Entries with figure data:
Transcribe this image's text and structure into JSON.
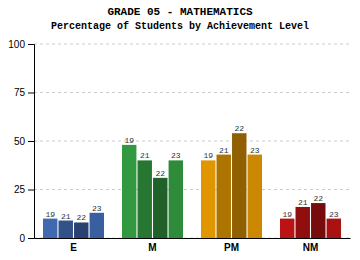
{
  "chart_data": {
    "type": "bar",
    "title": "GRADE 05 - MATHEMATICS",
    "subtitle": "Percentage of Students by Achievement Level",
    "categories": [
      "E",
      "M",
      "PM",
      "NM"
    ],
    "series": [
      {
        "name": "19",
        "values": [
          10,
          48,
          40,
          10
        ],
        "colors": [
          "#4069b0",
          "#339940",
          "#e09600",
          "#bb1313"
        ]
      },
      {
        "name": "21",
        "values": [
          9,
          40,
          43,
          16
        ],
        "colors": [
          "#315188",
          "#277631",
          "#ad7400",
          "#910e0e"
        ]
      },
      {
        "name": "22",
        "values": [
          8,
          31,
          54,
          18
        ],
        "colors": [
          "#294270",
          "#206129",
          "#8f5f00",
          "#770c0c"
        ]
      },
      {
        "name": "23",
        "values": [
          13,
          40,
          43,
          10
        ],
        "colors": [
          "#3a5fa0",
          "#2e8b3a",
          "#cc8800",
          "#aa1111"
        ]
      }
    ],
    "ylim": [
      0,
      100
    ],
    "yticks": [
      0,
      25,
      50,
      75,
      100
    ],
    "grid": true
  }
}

--

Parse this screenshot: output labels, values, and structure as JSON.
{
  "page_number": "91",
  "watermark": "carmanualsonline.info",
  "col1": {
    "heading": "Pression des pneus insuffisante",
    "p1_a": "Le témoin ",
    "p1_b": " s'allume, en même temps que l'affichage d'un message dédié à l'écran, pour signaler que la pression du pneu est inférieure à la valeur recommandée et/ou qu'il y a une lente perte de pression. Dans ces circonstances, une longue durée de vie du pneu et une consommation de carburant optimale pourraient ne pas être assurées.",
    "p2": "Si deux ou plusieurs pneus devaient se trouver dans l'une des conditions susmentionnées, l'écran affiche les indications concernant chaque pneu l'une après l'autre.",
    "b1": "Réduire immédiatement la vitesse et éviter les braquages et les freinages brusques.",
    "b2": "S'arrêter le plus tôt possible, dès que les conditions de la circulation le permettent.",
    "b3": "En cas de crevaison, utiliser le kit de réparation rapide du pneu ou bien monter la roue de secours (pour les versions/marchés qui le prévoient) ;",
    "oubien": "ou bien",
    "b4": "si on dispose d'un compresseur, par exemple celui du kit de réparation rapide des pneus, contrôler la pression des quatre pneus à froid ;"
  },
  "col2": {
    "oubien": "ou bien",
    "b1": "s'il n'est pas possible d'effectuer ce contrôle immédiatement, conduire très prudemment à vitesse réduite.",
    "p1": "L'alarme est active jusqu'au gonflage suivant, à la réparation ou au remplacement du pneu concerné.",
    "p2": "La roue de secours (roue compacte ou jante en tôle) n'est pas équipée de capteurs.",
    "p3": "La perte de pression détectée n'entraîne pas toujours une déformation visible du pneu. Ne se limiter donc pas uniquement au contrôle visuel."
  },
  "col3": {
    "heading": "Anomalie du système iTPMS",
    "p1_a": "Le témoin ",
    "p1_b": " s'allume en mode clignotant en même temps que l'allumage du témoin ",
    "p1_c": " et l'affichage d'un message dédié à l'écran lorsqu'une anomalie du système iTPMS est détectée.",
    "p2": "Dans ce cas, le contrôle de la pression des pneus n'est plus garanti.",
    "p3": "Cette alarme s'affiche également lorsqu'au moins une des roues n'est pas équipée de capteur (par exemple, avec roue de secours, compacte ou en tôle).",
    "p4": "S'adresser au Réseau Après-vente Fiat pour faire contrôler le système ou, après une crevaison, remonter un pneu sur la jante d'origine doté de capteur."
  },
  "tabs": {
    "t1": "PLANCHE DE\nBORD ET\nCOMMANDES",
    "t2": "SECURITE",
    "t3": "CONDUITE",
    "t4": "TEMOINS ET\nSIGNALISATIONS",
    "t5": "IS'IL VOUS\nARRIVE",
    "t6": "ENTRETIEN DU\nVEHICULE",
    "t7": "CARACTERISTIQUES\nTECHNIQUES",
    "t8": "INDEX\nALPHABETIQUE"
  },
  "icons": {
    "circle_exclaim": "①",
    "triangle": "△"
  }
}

» THE PROBLEM:
Your task is to list each line of the records with the word "écran".

» REPLY TO THE TASK:
    "p1_b": " s'allume, en même temps que l'affichage d'un message dédié à l'écran, pour signaler que la pression du pneu est inférieure à la valeur recommandée et/ou qu'il y a une lente perte de pression. Dans ces circonstances, une longue durée de vie du pneu et une consommation de carburant optimale pourraient ne pas être assurées.",
    "p2": "Si deux ou plusieurs pneus devaient se trouver dans l'une des conditions susmentionnées, l'écran affiche les indications concernant chaque pneu l'une après l'autre.",
    "p1_c": " et l'affichage d'un message dédié à l'écran lorsqu'une anomalie du système iTPMS est détectée.",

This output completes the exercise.